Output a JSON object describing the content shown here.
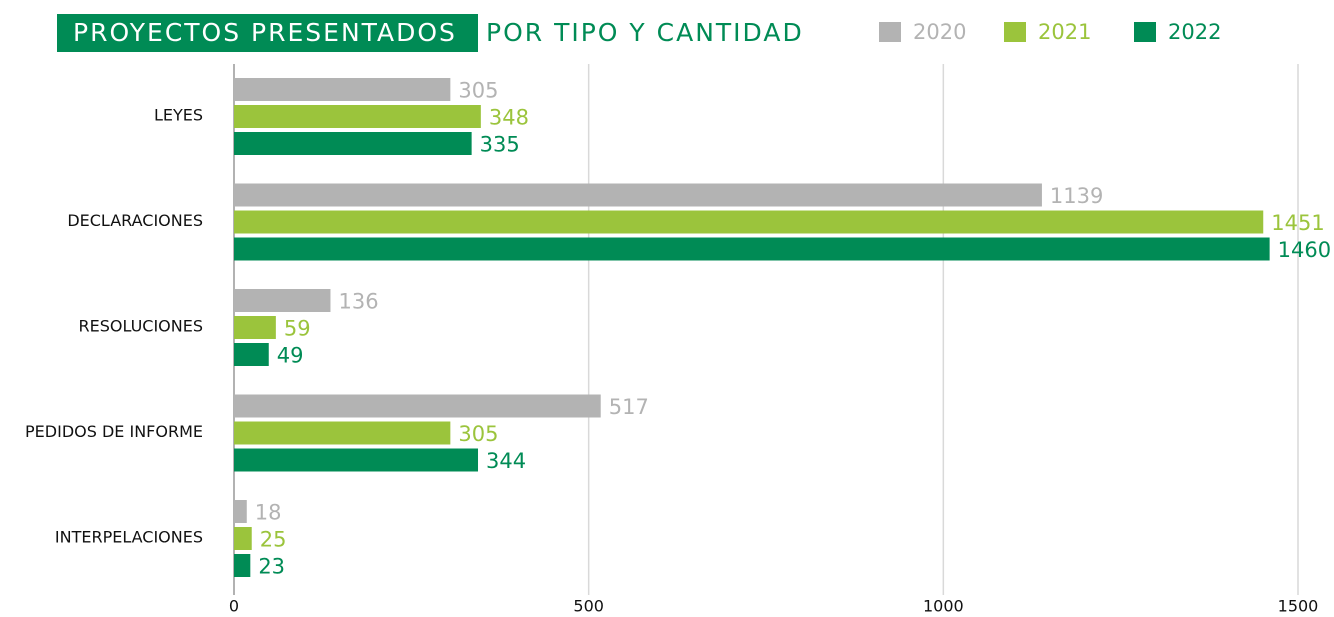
{
  "chart_data": {
    "type": "bar",
    "orientation": "horizontal",
    "title": "PROYECTOS PRESENTADOS",
    "subtitle": "POR TIPO Y CANTIDAD",
    "categories": [
      "LEYES",
      "DECLARACIONES",
      "RESOLUCIONES",
      "PEDIDOS DE INFORME",
      "INTERPELACIONES"
    ],
    "series": [
      {
        "name": "2020",
        "color": "#b3b3b3",
        "values": [
          305,
          1139,
          136,
          517,
          18
        ]
      },
      {
        "name": "2021",
        "color": "#9bc43c",
        "values": [
          348,
          1451,
          59,
          305,
          25
        ]
      },
      {
        "name": "2022",
        "color": "#008b55",
        "values": [
          335,
          1460,
          49,
          344,
          23
        ]
      }
    ],
    "xlim": [
      0,
      1500
    ],
    "xticks": [
      0,
      500,
      1000,
      1500
    ],
    "grid": true,
    "legend": "top-right"
  }
}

.....

PROBLEM STATEMENT
Of the lines above, how many contain the word "color"? Provide the number and nothing else.

FULL RESPONSE
3